-- What is asked --
Leave out the pictures and print precisely the lines from the line with "Serialize everything readable" to the final line of the entries, both ends included.

********

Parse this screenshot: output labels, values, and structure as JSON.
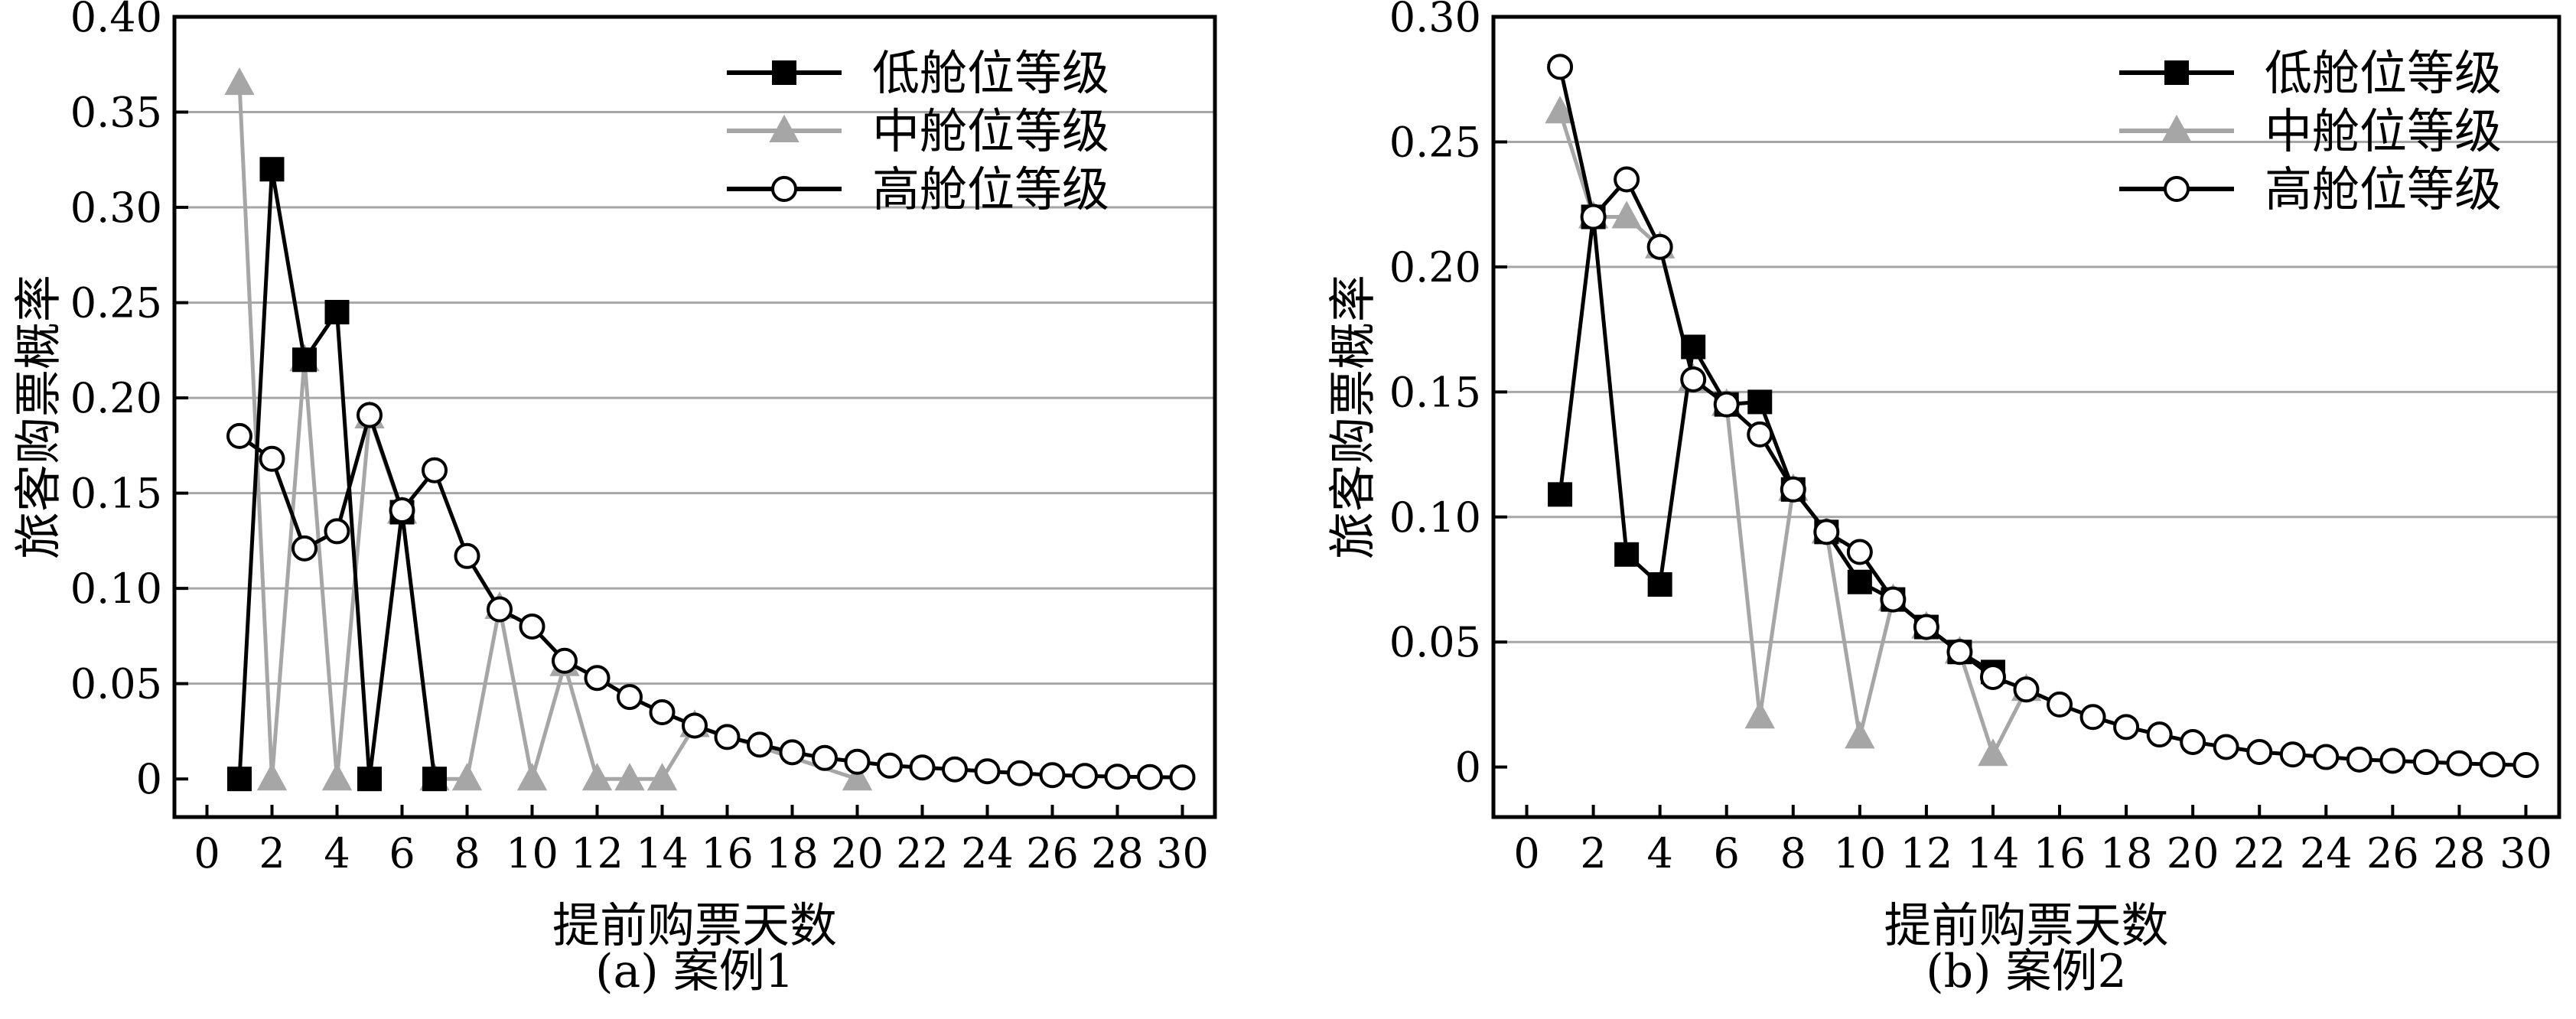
{
  "chart_data": [
    {
      "type": "line",
      "caption": "(a) 案例1",
      "xlabel": "提前购票天数",
      "ylabel": "旅客购票概率",
      "xlim": [
        -1,
        31
      ],
      "ylim": [
        -0.02,
        0.4
      ],
      "xticks": [
        0,
        2,
        4,
        6,
        8,
        10,
        12,
        14,
        16,
        18,
        20,
        22,
        24,
        26,
        28,
        30
      ],
      "xtick_labels": [
        "0",
        "2",
        "4",
        "6",
        "8",
        "10",
        "12",
        "14",
        "16",
        "18",
        "20",
        "22",
        "24",
        "26",
        "28",
        "30"
      ],
      "yticks": [
        0,
        0.05,
        0.1,
        0.15,
        0.2,
        0.25,
        0.3,
        0.35,
        0.4
      ],
      "ytick_labels": [
        "0",
        "0.05",
        "0.10",
        "0.15",
        "0.20",
        "0.25",
        "0.30",
        "0.35",
        "0.40"
      ],
      "grid": "horizontal",
      "legend_position": "top-right",
      "series": [
        {
          "name": "低舱位等级",
          "color": "#000000",
          "marker": "square",
          "x": [
            1,
            2,
            3,
            4,
            5,
            6,
            7
          ],
          "y": [
            0,
            0.32,
            0.22,
            0.245,
            0,
            0.14,
            0
          ]
        },
        {
          "name": "中舱位等级",
          "color": "#a6a6a6",
          "marker": "triangle",
          "x": [
            1,
            2,
            3,
            4,
            5,
            6,
            7,
            8,
            9,
            10,
            11,
            12,
            13,
            14,
            15,
            20
          ],
          "y": [
            0.365,
            0,
            0.22,
            0,
            0.19,
            0.14,
            0,
            0,
            0.09,
            0,
            0.06,
            0,
            0,
            0,
            0.028,
            0
          ]
        },
        {
          "name": "高舱位等级",
          "color": "#000000",
          "marker": "circle",
          "x": [
            1,
            2,
            3,
            4,
            5,
            6,
            7,
            8,
            9,
            10,
            11,
            12,
            13,
            14,
            15,
            16,
            17,
            18,
            19,
            20,
            21,
            22,
            23,
            24,
            25,
            26,
            27,
            28,
            29,
            30
          ],
          "y": [
            0.18,
            0.168,
            0.121,
            0.13,
            0.191,
            0.141,
            0.162,
            0.117,
            0.089,
            0.08,
            0.062,
            0.053,
            0.043,
            0.035,
            0.028,
            0.022,
            0.018,
            0.014,
            0.011,
            0.009,
            0.007,
            0.006,
            0.005,
            0.004,
            0.003,
            0.002,
            0.0016,
            0.0012,
            0.001,
            0.0008
          ]
        }
      ]
    },
    {
      "type": "line",
      "caption": "(b) 案例2",
      "xlabel": "提前购票天数",
      "ylabel": "旅客购票概率",
      "xlim": [
        -1,
        31
      ],
      "ylim": [
        -0.02,
        0.3
      ],
      "xticks": [
        0,
        2,
        4,
        6,
        8,
        10,
        12,
        14,
        16,
        18,
        20,
        22,
        24,
        26,
        28,
        30
      ],
      "xtick_labels": [
        "0",
        "2",
        "4",
        "6",
        "8",
        "10",
        "12",
        "14",
        "16",
        "18",
        "20",
        "22",
        "24",
        "26",
        "28",
        "30"
      ],
      "yticks": [
        0,
        0.05,
        0.1,
        0.15,
        0.2,
        0.25,
        0.3
      ],
      "ytick_labels": [
        "0",
        "0.05",
        "0.10",
        "0.15",
        "0.20",
        "0.25",
        "0.30"
      ],
      "grid": "horizontal",
      "legend_position": "top-right",
      "series": [
        {
          "name": "低舱位等级",
          "color": "#000000",
          "marker": "square",
          "x": [
            1,
            2,
            3,
            4,
            5,
            6,
            7,
            8,
            9,
            10,
            11,
            12,
            13,
            14
          ],
          "y": [
            0.109,
            0.22,
            0.085,
            0.073,
            0.168,
            0.145,
            0.146,
            0.111,
            0.094,
            0.074,
            0.067,
            0.056,
            0.046,
            0.038
          ]
        },
        {
          "name": "中舱位等级",
          "color": "#a6a6a6",
          "marker": "triangle",
          "x": [
            1,
            2,
            3,
            4,
            5,
            6,
            7,
            8,
            9,
            10,
            11,
            12,
            13,
            14,
            15
          ],
          "y": [
            0.262,
            0.22,
            0.22,
            0.208,
            0.155,
            0.145,
            0.02,
            0.111,
            0.094,
            0.012,
            0.067,
            0.056,
            0.046,
            0.005,
            0.031
          ]
        },
        {
          "name": "高舱位等级",
          "color": "#000000",
          "marker": "circle",
          "x": [
            1,
            2,
            3,
            4,
            5,
            6,
            7,
            8,
            9,
            10,
            11,
            12,
            13,
            14,
            15,
            16,
            17,
            18,
            19,
            20,
            21,
            22,
            23,
            24,
            25,
            26,
            27,
            28,
            29,
            30
          ],
          "y": [
            0.28,
            0.22,
            0.235,
            0.208,
            0.155,
            0.145,
            0.133,
            0.111,
            0.094,
            0.086,
            0.067,
            0.056,
            0.046,
            0.036,
            0.031,
            0.025,
            0.02,
            0.016,
            0.013,
            0.01,
            0.008,
            0.006,
            0.005,
            0.004,
            0.003,
            0.0025,
            0.002,
            0.0015,
            0.001,
            0.0008
          ]
        }
      ]
    }
  ]
}
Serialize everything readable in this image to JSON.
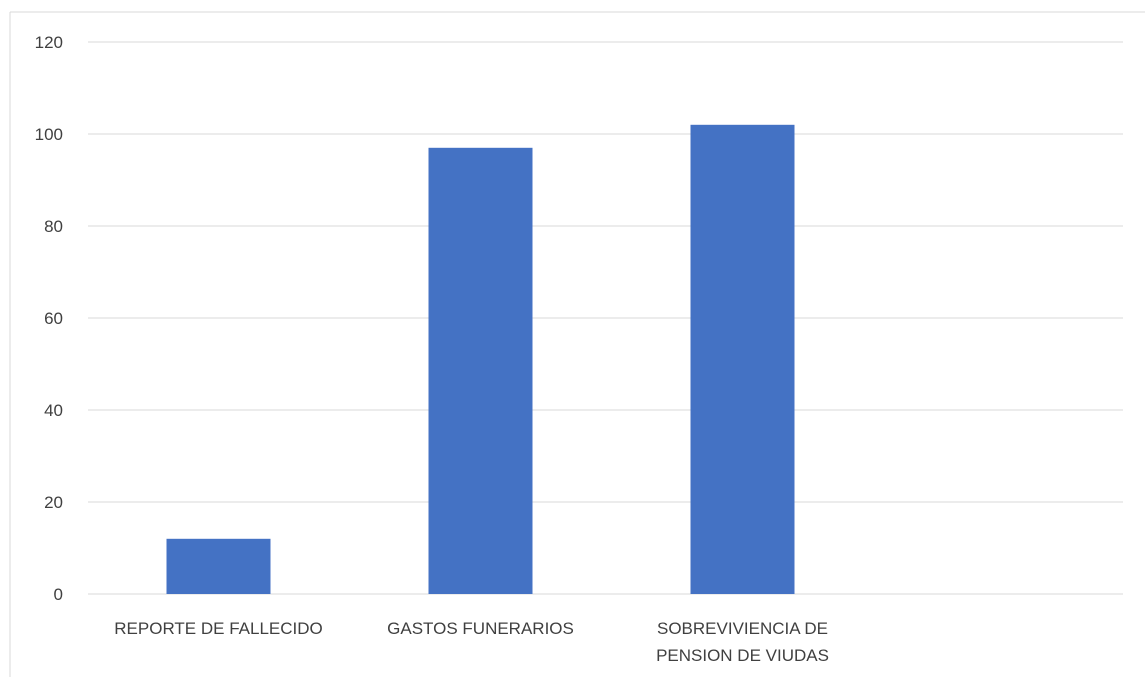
{
  "chart_data": {
    "type": "bar",
    "categories": [
      [
        "REPORTE DE FALLECIDO"
      ],
      [
        "GASTOS FUNERARIOS"
      ],
      [
        "SOBREVIVIENCIA DE",
        "PENSION DE VIUDAS"
      ]
    ],
    "values": [
      12,
      97,
      102
    ],
    "title": "",
    "xlabel": "",
    "ylabel": "",
    "ylim": [
      0,
      120
    ],
    "yticks": [
      0,
      20,
      40,
      60,
      80,
      100,
      120
    ],
    "grid": true,
    "legend": "none",
    "colors": {
      "bar": "#4472C4",
      "grid": "#D9D9D9",
      "text": "#404040",
      "frame": "#D9D9D9"
    }
  }
}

********

-- Response for this exercise --
Serialize everything readable in this image to JSON.
{
  "chart_data": {
    "type": "bar",
    "categories": [
      [
        "REPORTE DE FALLECIDO"
      ],
      [
        "GASTOS FUNERARIOS"
      ],
      [
        "SOBREVIVIENCIA DE",
        "PENSION DE VIUDAS"
      ]
    ],
    "values": [
      12,
      97,
      102
    ],
    "title": "",
    "xlabel": "",
    "ylabel": "",
    "ylim": [
      0,
      120
    ],
    "yticks": [
      0,
      20,
      40,
      60,
      80,
      100,
      120
    ],
    "grid": true,
    "legend": "none",
    "colors": {
      "bar": "#4472C4",
      "grid": "#D9D9D9",
      "text": "#404040",
      "frame": "#D9D9D9"
    }
  }
}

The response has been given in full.